:: Information shown ::
::::::

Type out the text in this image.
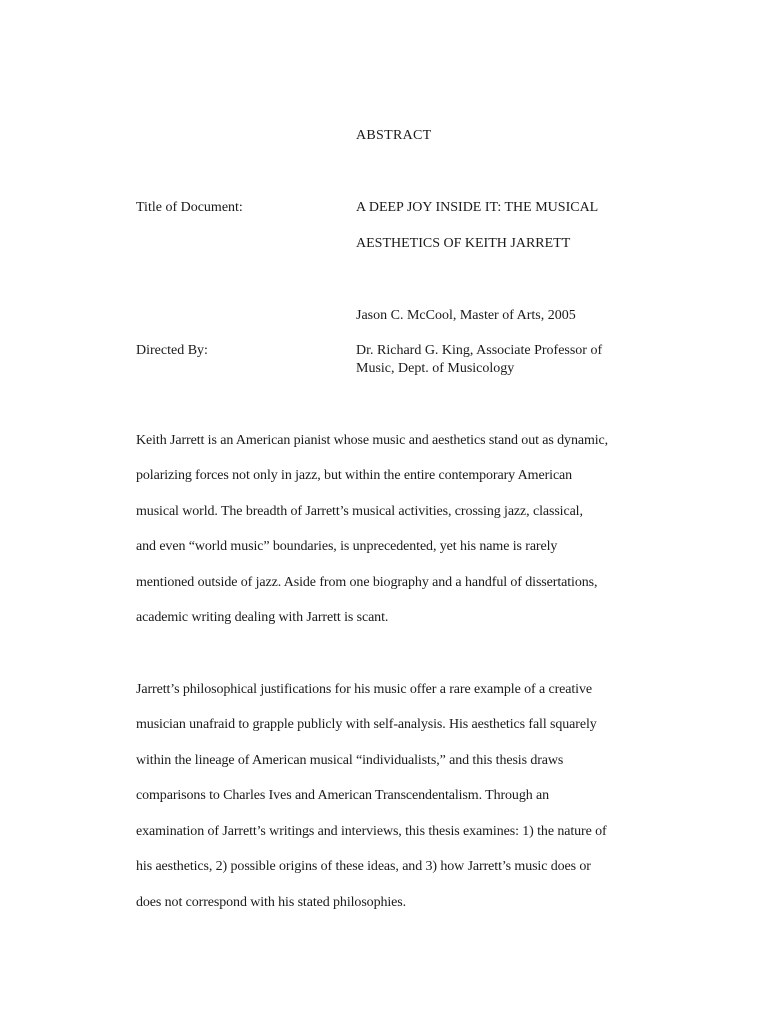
ABSTRACT
Title of Document:	A DEEP JOY INSIDE IT: THE MUSICAL
AESTHETICS OF KEITH JARRETT
Jason C. McCool, Master of Arts, 2005
Directed By:	Dr. Richard G. King, Associate Professor of
Music, Dept. of Musicology
Keith Jarrett is an American pianist whose music and aesthetics stand out as dynamic,
polarizing forces not only in jazz, but within the entire contemporary American
musical world. The breadth of Jarrett’s musical activities, crossing jazz, classical,
and even “world music” boundaries, is unprecedented, yet his name is rarely
mentioned outside of jazz. Aside from one biography and a handful of dissertations,
academic writing dealing with Jarrett is scant.
Jarrett’s philosophical justifications for his music offer a rare example of a creative
musician unafraid to grapple publicly with self-analysis. His aesthetics fall squarely
within the lineage of American musical “individualists,” and this thesis draws
comparisons to Charles Ives and American Transcendentalism. Through an
examination of Jarrett’s writings and interviews, this thesis examines: 1) the nature of
his aesthetics, 2) possible origins of these ideas, and 3) how Jarrett’s music does or
does not correspond with his stated philosophies.
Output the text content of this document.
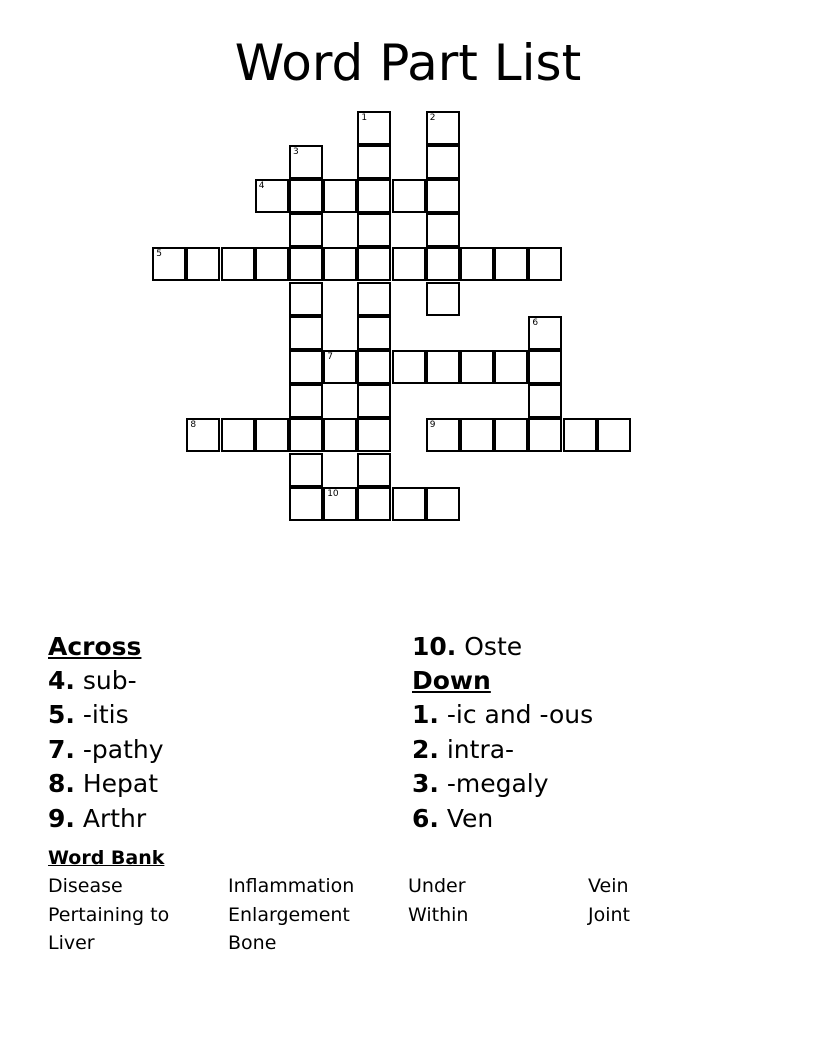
Word Part List
1	2
3
4
5
6
7
8	9
10
Across
4. sub-
5. -itis
7. -pathy
8. Hepat
9. Arthr
10. Oste
Down
1. -ic and -ous
2. intra-
3. -megaly
6. Ven
Word Bank
Disease	Inflammation	Under	Vein
Pertaining to	Enlargement	Within	Joint
Liver	Bone
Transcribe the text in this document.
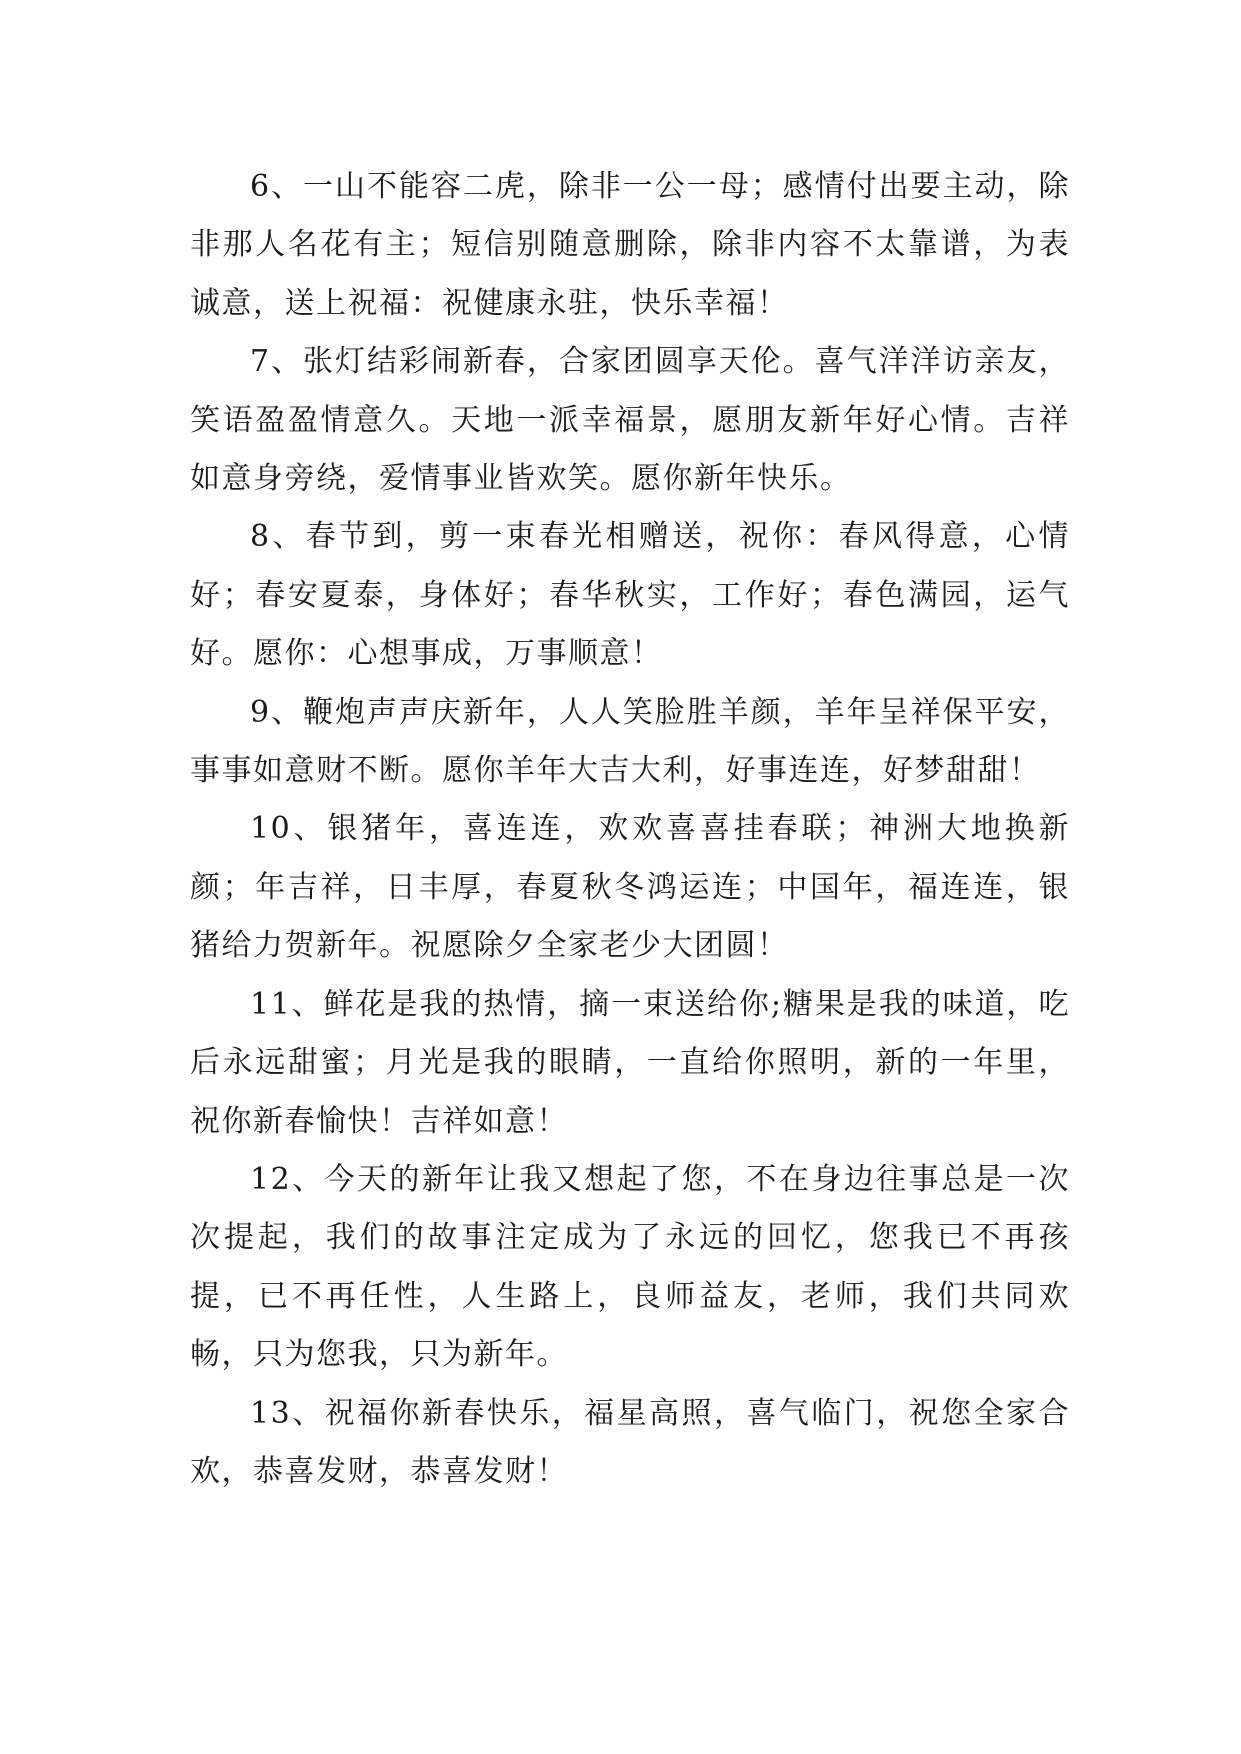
6、一山不能容二虎，除非一公一母；感情付出要主动，除非那人名花有主；短信别随意删除，除非内容不太靠谱，为表诚意，送上祝福：祝健康永驻，快乐幸福！

7、张灯结彩闹新春，合家团圆享天伦。喜气洋洋访亲友，笑语盈盈情意久。天地一派幸福景，愿朋友新年好心情。吉祥如意身旁绕，爱情事业皆欢笑。愿你新年快乐。

8、春节到，剪一束春光相赠送，祝你：春风得意，心情好；春安夏泰，身体好；春华秋实，工作好；春色满园，运气好。愿你：心想事成，万事顺意！

9、鞭炮声声庆新年，人人笑脸胜羊颜，羊年呈祥保平安，事事如意财不断。愿你羊年大吉大利，好事连连，好梦甜甜！

10、银猪年，喜连连，欢欢喜喜挂春联；神洲大地换新颜；年吉祥，日丰厚，春夏秋冬鸿运连；中国年，福连连，银猪给力贺新年。祝愿除夕全家老少大团圆！

11、鲜花是我的热情，摘一束送给你;糖果是我的味道，吃后永远甜蜜；月光是我的眼睛，一直给你照明，新的一年里，祝你新春愉快！吉祥如意！

12、今天的新年让我又想起了您，不在身边往事总是一次次提起，我们的故事注定成为了永远的回忆，您我已不再孩提，已不再任性，人生路上，良师益友，老师，我们共同欢畅，只为您我，只为新年。

13、祝福你新春快乐，福星高照，喜气临门，祝您全家合欢，恭喜发财，恭喜发财！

::::::

:: Requirements ::
Leave out the pictures, and give all the records again exactly.

:: Output of the task ::
Type out the text in this image.
ABSTRACT
Title of Document:	A DEEP JOY INSIDE IT: THE MUSICAL
AESTHETICS OF KEITH JARRETT
Jason C. McCool, Master of Arts, 2005
Directed By:	Dr. Richard G. King, Associate Professor of
Music, Dept. of Musicology
Keith Jarrett is an American pianist whose music and aesthetics stand out as dynamic,
polarizing forces not only in jazz, but within the entire contemporary American
musical world. The breadth of Jarrett’s musical activities, crossing jazz, classical,
and even “world music” boundaries, is unprecedented, yet his name is rarely
mentioned outside of jazz. Aside from one biography and a handful of dissertations,
academic writing dealing with Jarrett is scant.
Jarrett’s philosophical justifications for his music offer a rare example of a creative
musician unafraid to grapple publicly with self-analysis. His aesthetics fall squarely
within the lineage of American musical “individualists,” and this thesis draws
comparisons to Charles Ives and American Transcendentalism. Through an
examination of Jarrett’s writings and interviews, this thesis examines: 1) the nature of
his aesthetics, 2) possible origins of these ideas, and 3) how Jarrett’s music does or
does not correspond with his stated philosophies.
Output the text content of this document.
Word Part List
1	2
3
4
5
6
7
8	9
10
Across
4. sub-
5. -itis
7. -pathy
8. Hepat
9. Arthr
10. Oste
Down
1. -ic and -ous
2. intra-
3. -megaly
6. Ven
Word Bank
Disease	Inflammation	Under	Vein
Pertaining to	Enlargement	Within	Joint
Liver	Bone
Transcribe the text in this document.
6、一山不能容二虎，除非一公一母；感情付出要主动，除非那人名花有主；短信别随意删除，除非内容不太靠谱，为表诚意，送上祝福：祝健康永驻，快乐幸福！

7、张灯结彩闹新春，合家团圆享天伦。喜气洋洋访亲友，笑语盈盈情意久。天地一派幸福景，愿朋友新年好心情。吉祥如意身旁绕，爱情事业皆欢笑。愿你新年快乐。

8、春节到，剪一束春光相赠送，祝你：春风得意，心情好；春安夏泰，身体好；春华秋实，工作好；春色满园，运气好。愿你：心想事成，万事顺意！

9、鞭炮声声庆新年，人人笑脸胜羊颜，羊年呈祥保平安，事事如意财不断。愿你羊年大吉大利，好事连连，好梦甜甜！

10、银猪年，喜连连，欢欢喜喜挂春联；神洲大地换新颜；年吉祥，日丰厚，春夏秋冬鸿运连；中国年，福连连，银猪给力贺新年。祝愿除夕全家老少大团圆！

11、鲜花是我的热情，摘一束送给你;糖果是我的味道，吃后永远甜蜜；月光是我的眼睛，一直给你照明，新的一年里，祝你新春愉快！吉祥如意！

12、今天的新年让我又想起了您，不在身边往事总是一次次提起，我们的故事注定成为了永远的回忆，您我已不再孩提，已不再任性，人生路上，良师益友，老师，我们共同欢畅，只为您我，只为新年。

13、祝福你新春快乐，福星高照，喜气临门，祝您全家合欢，恭喜发财，恭喜发财！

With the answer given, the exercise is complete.